GIVEN RECORDS »

↓

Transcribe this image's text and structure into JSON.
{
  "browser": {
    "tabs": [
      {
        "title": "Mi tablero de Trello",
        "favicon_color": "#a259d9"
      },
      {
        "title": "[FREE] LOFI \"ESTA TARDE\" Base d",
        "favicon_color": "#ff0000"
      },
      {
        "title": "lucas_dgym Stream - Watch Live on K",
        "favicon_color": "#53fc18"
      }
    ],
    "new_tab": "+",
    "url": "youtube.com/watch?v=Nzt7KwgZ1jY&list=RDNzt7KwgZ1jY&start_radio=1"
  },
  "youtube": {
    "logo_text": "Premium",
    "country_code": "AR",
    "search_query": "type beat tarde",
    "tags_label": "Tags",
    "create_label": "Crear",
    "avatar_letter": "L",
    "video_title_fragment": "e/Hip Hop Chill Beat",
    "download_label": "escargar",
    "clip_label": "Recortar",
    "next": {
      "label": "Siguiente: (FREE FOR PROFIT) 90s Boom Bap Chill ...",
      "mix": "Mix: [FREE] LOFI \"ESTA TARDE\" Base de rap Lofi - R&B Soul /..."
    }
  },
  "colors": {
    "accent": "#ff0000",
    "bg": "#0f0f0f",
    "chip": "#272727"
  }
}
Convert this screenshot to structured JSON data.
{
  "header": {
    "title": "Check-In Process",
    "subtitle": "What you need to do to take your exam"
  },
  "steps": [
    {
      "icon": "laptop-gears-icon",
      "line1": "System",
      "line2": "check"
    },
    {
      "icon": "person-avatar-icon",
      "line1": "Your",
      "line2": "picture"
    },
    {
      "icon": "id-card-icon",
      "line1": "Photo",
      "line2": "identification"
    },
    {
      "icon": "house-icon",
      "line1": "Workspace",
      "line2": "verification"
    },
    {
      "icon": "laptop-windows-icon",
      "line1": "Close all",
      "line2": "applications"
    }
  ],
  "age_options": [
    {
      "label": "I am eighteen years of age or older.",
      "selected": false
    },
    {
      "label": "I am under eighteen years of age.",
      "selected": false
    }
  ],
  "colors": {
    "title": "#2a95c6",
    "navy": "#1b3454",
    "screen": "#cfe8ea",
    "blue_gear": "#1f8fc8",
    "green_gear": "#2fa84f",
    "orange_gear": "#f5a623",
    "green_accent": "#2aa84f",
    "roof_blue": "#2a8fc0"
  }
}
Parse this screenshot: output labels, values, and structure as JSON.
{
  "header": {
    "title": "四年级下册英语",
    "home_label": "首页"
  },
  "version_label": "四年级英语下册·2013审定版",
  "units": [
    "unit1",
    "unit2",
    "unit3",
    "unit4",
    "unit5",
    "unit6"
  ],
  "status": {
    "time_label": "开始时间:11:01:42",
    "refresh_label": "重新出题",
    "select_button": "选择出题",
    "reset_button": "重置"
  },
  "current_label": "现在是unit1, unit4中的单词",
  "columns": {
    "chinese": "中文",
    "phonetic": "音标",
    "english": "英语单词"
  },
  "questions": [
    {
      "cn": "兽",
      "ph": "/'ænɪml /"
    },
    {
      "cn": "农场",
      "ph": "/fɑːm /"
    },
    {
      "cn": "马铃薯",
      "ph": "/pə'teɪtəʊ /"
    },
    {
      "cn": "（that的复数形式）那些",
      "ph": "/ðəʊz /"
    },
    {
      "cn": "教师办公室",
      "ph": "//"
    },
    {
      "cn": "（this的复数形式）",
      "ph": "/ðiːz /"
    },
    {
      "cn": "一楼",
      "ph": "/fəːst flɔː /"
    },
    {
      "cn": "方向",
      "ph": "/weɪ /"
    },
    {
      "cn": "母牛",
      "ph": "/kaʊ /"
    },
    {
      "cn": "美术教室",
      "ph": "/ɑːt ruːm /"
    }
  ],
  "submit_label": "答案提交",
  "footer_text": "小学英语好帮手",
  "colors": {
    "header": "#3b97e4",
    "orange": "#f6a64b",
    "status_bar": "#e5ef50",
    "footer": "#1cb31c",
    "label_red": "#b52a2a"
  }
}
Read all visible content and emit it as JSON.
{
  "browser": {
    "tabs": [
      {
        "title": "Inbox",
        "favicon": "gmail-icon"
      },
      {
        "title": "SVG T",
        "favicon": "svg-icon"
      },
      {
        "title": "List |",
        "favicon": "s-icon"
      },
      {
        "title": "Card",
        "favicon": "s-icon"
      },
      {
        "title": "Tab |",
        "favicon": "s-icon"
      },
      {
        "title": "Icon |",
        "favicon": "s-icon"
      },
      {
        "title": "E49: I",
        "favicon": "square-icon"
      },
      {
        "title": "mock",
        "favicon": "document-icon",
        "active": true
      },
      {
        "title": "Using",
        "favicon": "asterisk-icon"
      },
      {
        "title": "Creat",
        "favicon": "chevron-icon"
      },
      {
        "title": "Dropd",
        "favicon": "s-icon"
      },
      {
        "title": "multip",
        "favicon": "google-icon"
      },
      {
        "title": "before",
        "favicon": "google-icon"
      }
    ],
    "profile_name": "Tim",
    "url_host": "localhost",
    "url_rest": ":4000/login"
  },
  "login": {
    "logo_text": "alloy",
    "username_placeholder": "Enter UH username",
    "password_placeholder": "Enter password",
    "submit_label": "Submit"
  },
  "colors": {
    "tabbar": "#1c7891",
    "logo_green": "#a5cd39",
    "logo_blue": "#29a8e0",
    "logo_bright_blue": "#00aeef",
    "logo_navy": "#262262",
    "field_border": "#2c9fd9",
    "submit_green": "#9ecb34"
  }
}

↑

TASK PROMPT » Repeat the data above, word for word.

ANSWER TO THE PROBLEM »
Transcribe this image's text and structure into JSON.
{
  "browser": {
    "tabs": [
      {
        "title": "Mi tablero de Trello",
        "favicon_color": "#a259d9"
      },
      {
        "title": "[FREE] LOFI \"ESTA TARDE\" Base d",
        "favicon_color": "#ff0000"
      },
      {
        "title": "lucas_dgym Stream - Watch Live on K",
        "favicon_color": "#53fc18"
      }
    ],
    "new_tab": "+",
    "url": "youtube.com/watch?v=Nzt7KwgZ1jY&list=RDNzt7KwgZ1jY&start_radio=1"
  },
  "youtube": {
    "logo_text": "Premium",
    "country_code": "AR",
    "search_query": "type beat tarde",
    "tags_label": "Tags",
    "create_label": "Crear",
    "avatar_letter": "L",
    "video_title_fragment": "e/Hip Hop Chill Beat",
    "download_label": "escargar",
    "clip_label": "Recortar",
    "next": {
      "label": "Siguiente: (FREE FOR PROFIT) 90s Boom Bap Chill ...",
      "mix": "Mix: [FREE] LOFI \"ESTA TARDE\" Base de rap Lofi - R&B Soul /..."
    }
  },
  "colors": {
    "accent": "#ff0000",
    "bg": "#0f0f0f",
    "chip": "#272727"
  }
}
Convert this screenshot to structured JSON data.
{
  "header": {
    "title": "Check-In Process",
    "subtitle": "What you need to do to take your exam"
  },
  "steps": [
    {
      "icon": "laptop-gears-icon",
      "line1": "System",
      "line2": "check"
    },
    {
      "icon": "person-avatar-icon",
      "line1": "Your",
      "line2": "picture"
    },
    {
      "icon": "id-card-icon",
      "line1": "Photo",
      "line2": "identification"
    },
    {
      "icon": "house-icon",
      "line1": "Workspace",
      "line2": "verification"
    },
    {
      "icon": "laptop-windows-icon",
      "line1": "Close all",
      "line2": "applications"
    }
  ],
  "age_options": [
    {
      "label": "I am eighteen years of age or older.",
      "selected": false
    },
    {
      "label": "I am under eighteen years of age.",
      "selected": false
    }
  ],
  "colors": {
    "title": "#2a95c6",
    "navy": "#1b3454",
    "screen": "#cfe8ea",
    "blue_gear": "#1f8fc8",
    "green_gear": "#2fa84f",
    "orange_gear": "#f5a623",
    "green_accent": "#2aa84f",
    "roof_blue": "#2a8fc0"
  }
}
Parse this screenshot: output labels, values, and structure as JSON.
{
  "header": {
    "title": "四年级下册英语",
    "home_label": "首页"
  },
  "version_label": "四年级英语下册·2013审定版",
  "units": [
    "unit1",
    "unit2",
    "unit3",
    "unit4",
    "unit5",
    "unit6"
  ],
  "status": {
    "time_label": "开始时间:11:01:42",
    "refresh_label": "重新出题",
    "select_button": "选择出题",
    "reset_button": "重置"
  },
  "current_label": "现在是unit1, unit4中的单词",
  "columns": {
    "chinese": "中文",
    "phonetic": "音标",
    "english": "英语单词"
  },
  "questions": [
    {
      "cn": "兽",
      "ph": "/'ænɪml /"
    },
    {
      "cn": "农场",
      "ph": "/fɑːm /"
    },
    {
      "cn": "马铃薯",
      "ph": "/pə'teɪtəʊ /"
    },
    {
      "cn": "（that的复数形式）那些",
      "ph": "/ðəʊz /"
    },
    {
      "cn": "教师办公室",
      "ph": "//"
    },
    {
      "cn": "（this的复数形式）",
      "ph": "/ðiːz /"
    },
    {
      "cn": "一楼",
      "ph": "/fəːst flɔː /"
    },
    {
      "cn": "方向",
      "ph": "/weɪ /"
    },
    {
      "cn": "母牛",
      "ph": "/kaʊ /"
    },
    {
      "cn": "美术教室",
      "ph": "/ɑːt ruːm /"
    }
  ],
  "submit_label": "答案提交",
  "footer_text": "小学英语好帮手",
  "colors": {
    "header": "#3b97e4",
    "orange": "#f6a64b",
    "status_bar": "#e5ef50",
    "footer": "#1cb31c",
    "label_red": "#b52a2a"
  }
}
Read all visible content and emit it as JSON.
{
  "browser": {
    "tabs": [
      {
        "title": "Inbox",
        "favicon": "gmail-icon"
      },
      {
        "title": "SVG T",
        "favicon": "svg-icon"
      },
      {
        "title": "List |",
        "favicon": "s-icon"
      },
      {
        "title": "Card",
        "favicon": "s-icon"
      },
      {
        "title": "Tab |",
        "favicon": "s-icon"
      },
      {
        "title": "Icon |",
        "favicon": "s-icon"
      },
      {
        "title": "E49: I",
        "favicon": "square-icon"
      },
      {
        "title": "mock",
        "favicon": "document-icon",
        "active": true
      },
      {
        "title": "Using",
        "favicon": "asterisk-icon"
      },
      {
        "title": "Creat",
        "favicon": "chevron-icon"
      },
      {
        "title": "Dropd",
        "favicon": "s-icon"
      },
      {
        "title": "multip",
        "favicon": "google-icon"
      },
      {
        "title": "before",
        "favicon": "google-icon"
      }
    ],
    "profile_name": "Tim",
    "url_host": "localhost",
    "url_rest": ":4000/login"
  },
  "login": {
    "logo_text": "alloy",
    "username_placeholder": "Enter UH username",
    "password_placeholder": "Enter password",
    "submit_label": "Submit"
  },
  "colors": {
    "tabbar": "#1c7891",
    "logo_green": "#a5cd39",
    "logo_blue": "#29a8e0",
    "logo_bright_blue": "#00aeef",
    "logo_navy": "#262262",
    "field_border": "#2c9fd9",
    "submit_green": "#9ecb34"
  }
}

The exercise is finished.